# [Written exercise]
Reproduce the listing below in full and without alteration, apart from its pictures.

----------

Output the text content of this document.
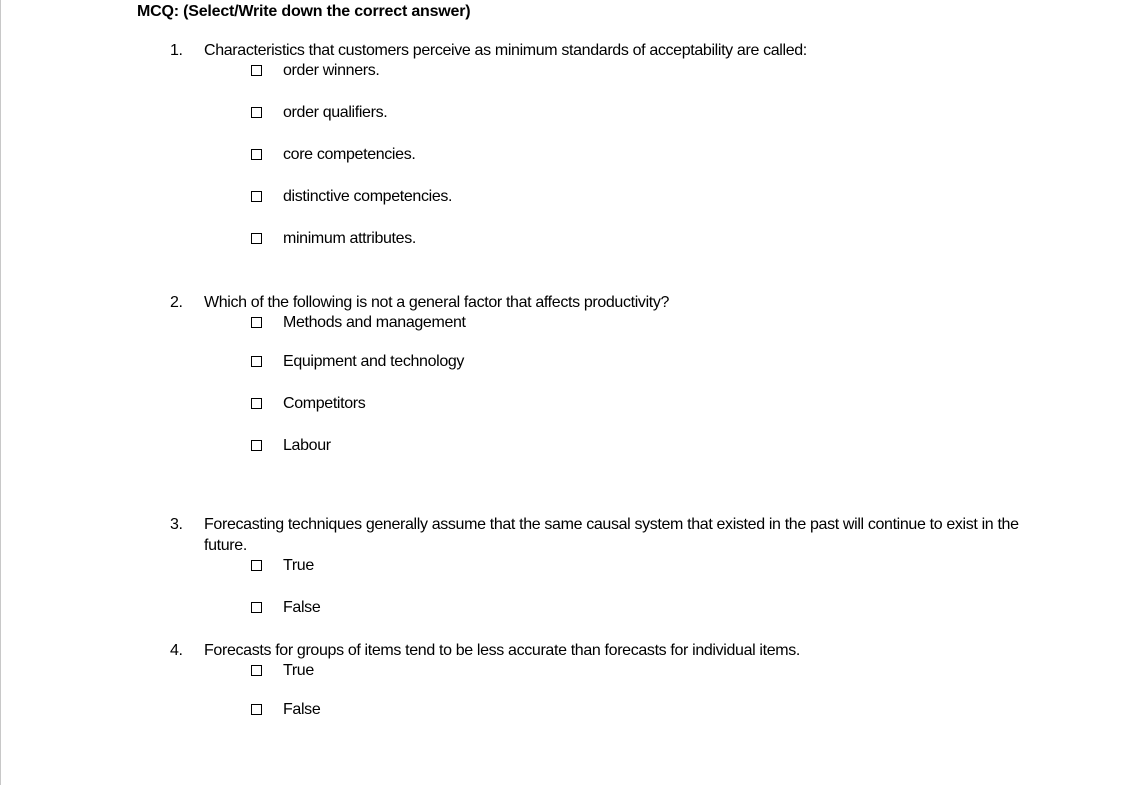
MCQ: (Select/Write down the correct answer)
1. Characteristics that customers perceive as minimum standards of acceptability are called:
order winners.
order qualifiers.
core competencies.
distinctive competencies.
minimum attributes.
2. Which of the following is not a general factor that affects productivity?
Methods and management
Equipment and technology
Competitors
Labour
3. Forecasting techniques generally assume that the same causal system that existed in the past will continue to exist in the future.
True
False
4. Forecasts for groups of items tend to be less accurate than forecasts for individual items.
True
False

----------

# [Written response]
Output the text content of this document.
MCQ: (Select/Write down the correct answer)
1. Characteristics that customers perceive as minimum standards of acceptability are called:
order winners.
order qualifiers.
core competencies.
distinctive competencies.
minimum attributes.
2. Which of the following is not a general factor that affects productivity?
Methods and management
Equipment and technology
Competitors
Labour
3. Forecasting techniques generally assume that the same causal system that existed in the past will continue to exist in the future.
True
False
4. Forecasts for groups of items tend to be less accurate than forecasts for individual items.
True
False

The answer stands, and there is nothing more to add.